#### Task directions:
Find the lines below that contain the word "this" and count them. Only the number should be given.

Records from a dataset
'''
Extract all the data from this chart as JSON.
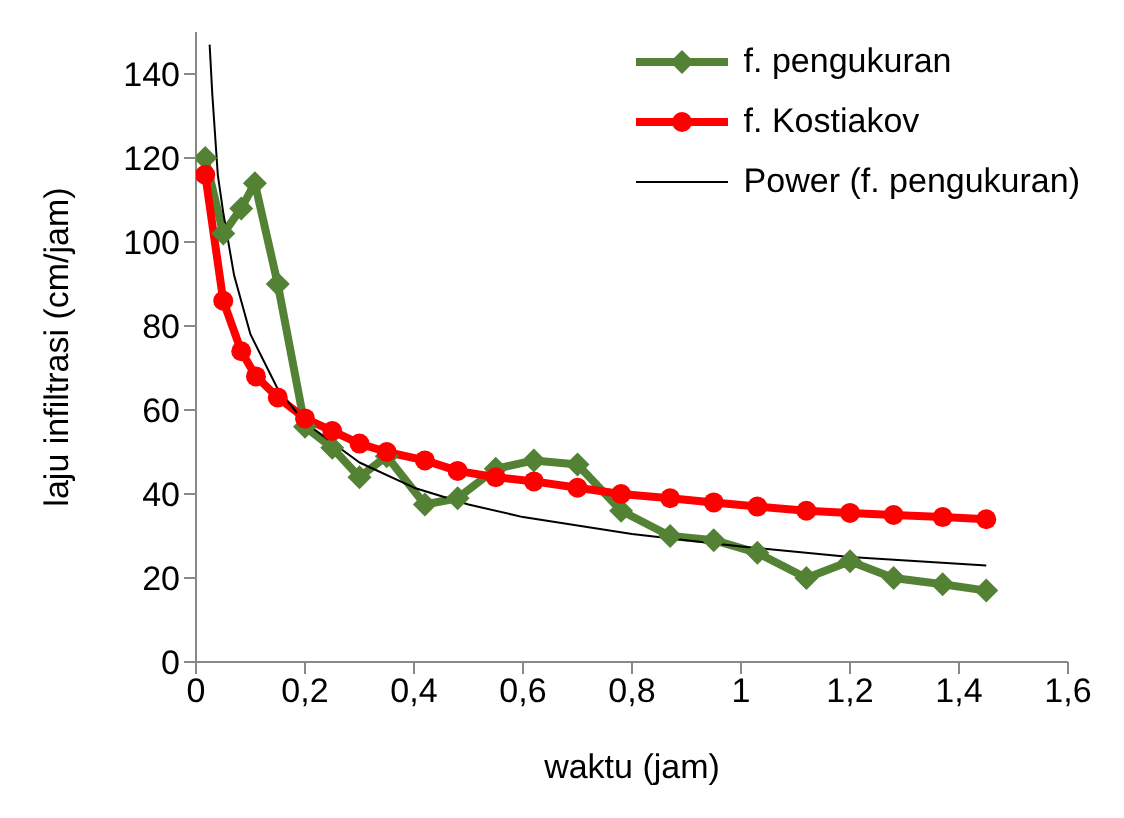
{
  "chart_data": {
    "type": "line",
    "xlabel": "waktu (jam)",
    "ylabel": "laju infiltrasi (cm/jam)",
    "xlim": [
      0,
      1.6
    ],
    "xticks": [
      0,
      {
        "value": 0.2,
        "label": "0,2"
      },
      {
        "value": 0.4,
        "label": "0,4"
      },
      {
        "value": 0.6,
        "label": "0,6"
      },
      {
        "value": 0.8,
        "label": "0,8"
      },
      1,
      {
        "value": 1.2,
        "label": "1,2"
      },
      {
        "value": 1.4,
        "label": "1,4"
      },
      {
        "value": 1.6,
        "label": "1,6"
      }
    ],
    "ylim": [
      0,
      150
    ],
    "yticks": [
      0,
      20,
      40,
      60,
      80,
      100,
      120,
      140
    ],
    "grid": false,
    "legend": "top right",
    "series": [
      {
        "name": "f. pengukuran",
        "color": "#548235",
        "marker": "diamond",
        "x": [
          0.017,
          0.05,
          0.083,
          0.108,
          0.15,
          0.2,
          0.25,
          0.3,
          0.35,
          0.42,
          0.48,
          0.55,
          0.62,
          0.7,
          0.78,
          0.87,
          0.95,
          1.03,
          1.12,
          1.2,
          1.28,
          1.37,
          1.45
        ],
        "values": [
          120,
          102,
          108,
          114,
          90,
          56,
          51,
          44,
          49,
          37.5,
          39,
          46,
          48,
          47,
          36,
          30,
          29,
          26,
          20,
          24,
          20,
          18.5,
          17
        ]
      },
      {
        "name": "f. Kostiakov",
        "color": "#ff0000",
        "marker": "circle",
        "x": [
          0.017,
          0.05,
          0.083,
          0.11,
          0.15,
          0.2,
          0.25,
          0.3,
          0.35,
          0.42,
          0.48,
          0.55,
          0.62,
          0.7,
          0.78,
          0.87,
          0.95,
          1.03,
          1.12,
          1.2,
          1.28,
          1.37,
          1.45
        ],
        "values": [
          116,
          86,
          74,
          68,
          63,
          58,
          55,
          52,
          50,
          48,
          45.5,
          44,
          43,
          41.5,
          40,
          39,
          38,
          37,
          36,
          35.5,
          35,
          34.5,
          34
        ]
      },
      {
        "name": "Power (f. pengukuran)",
        "color": "#000000",
        "marker": "none",
        "x": [
          0.025,
          0.03,
          0.04,
          0.05,
          0.07,
          0.1,
          0.15,
          0.2,
          0.3,
          0.4,
          0.5,
          0.6,
          0.8,
          1.0,
          1.2,
          1.45
        ],
        "values": [
          147,
          135,
          116,
          107,
          92,
          78,
          65,
          57,
          47.5,
          41.5,
          37.5,
          34.5,
          30.5,
          27.5,
          25,
          23
        ]
      }
    ]
  }
}
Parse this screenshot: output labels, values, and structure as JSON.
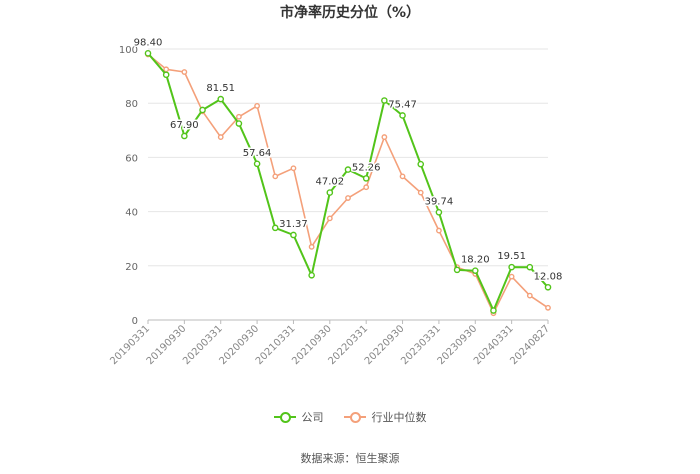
{
  "chart_data": {
    "type": "line",
    "title": "市净率历史分位（%）",
    "source": "数据来源：恒生聚源",
    "x": [
      "20190331",
      "20190630",
      "20190930",
      "20191231",
      "20200331",
      "20200630",
      "20200930",
      "20201231",
      "20210331",
      "20210630",
      "20210930",
      "20211231",
      "20220331",
      "20220630",
      "20220930",
      "20221231",
      "20230331",
      "20230630",
      "20230930",
      "20231231",
      "20240331",
      "20240630",
      "20240827"
    ],
    "x_tick_labels": [
      "20190331",
      "20190930",
      "20200331",
      "20200930",
      "20210331",
      "20210930",
      "20220331",
      "20220930",
      "20230331",
      "20230930",
      "20240331",
      "20240827"
    ],
    "ylim": [
      0,
      100
    ],
    "y_ticks": [
      "0",
      "20",
      "40",
      "60",
      "80",
      "100"
    ],
    "grid": true,
    "legend_position": "bottom",
    "series": [
      {
        "name": "公司",
        "color": "#52c41a",
        "values": [
          98.4,
          90.5,
          67.9,
          77.5,
          81.51,
          72.5,
          57.64,
          34.0,
          31.37,
          16.5,
          47.02,
          55.5,
          52.26,
          81.0,
          75.47,
          57.5,
          39.74,
          18.5,
          18.2,
          3.5,
          19.51,
          19.5,
          12.08
        ],
        "labels": [
          "98.40",
          null,
          "67.90",
          null,
          "81.51",
          null,
          "57.64",
          null,
          "31.37",
          null,
          "47.02",
          null,
          "52.26",
          null,
          "75.47",
          null,
          "39.74",
          null,
          "18.20",
          null,
          "19.51",
          null,
          "12.08"
        ]
      },
      {
        "name": "行业中位数",
        "color": "#f4a07a",
        "values": [
          98.0,
          92.5,
          91.5,
          77.0,
          67.5,
          75.0,
          79.0,
          53.0,
          56.0,
          27.0,
          37.5,
          45.0,
          49.0,
          67.5,
          53.0,
          47.0,
          33.0,
          19.5,
          17.0,
          2.5,
          16.0,
          9.0,
          4.5
        ]
      }
    ]
  }
}
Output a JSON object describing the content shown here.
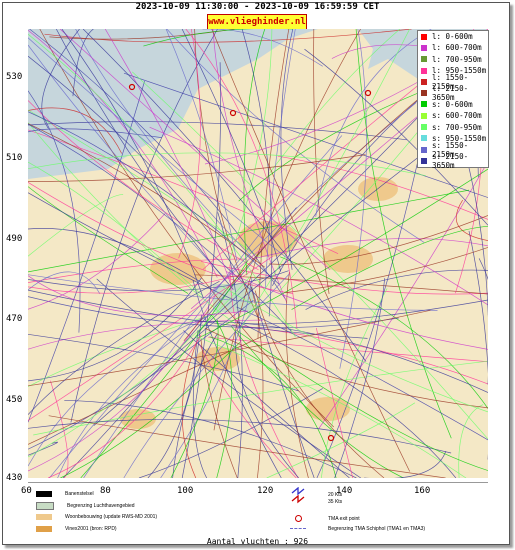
'''
#### The reply:
2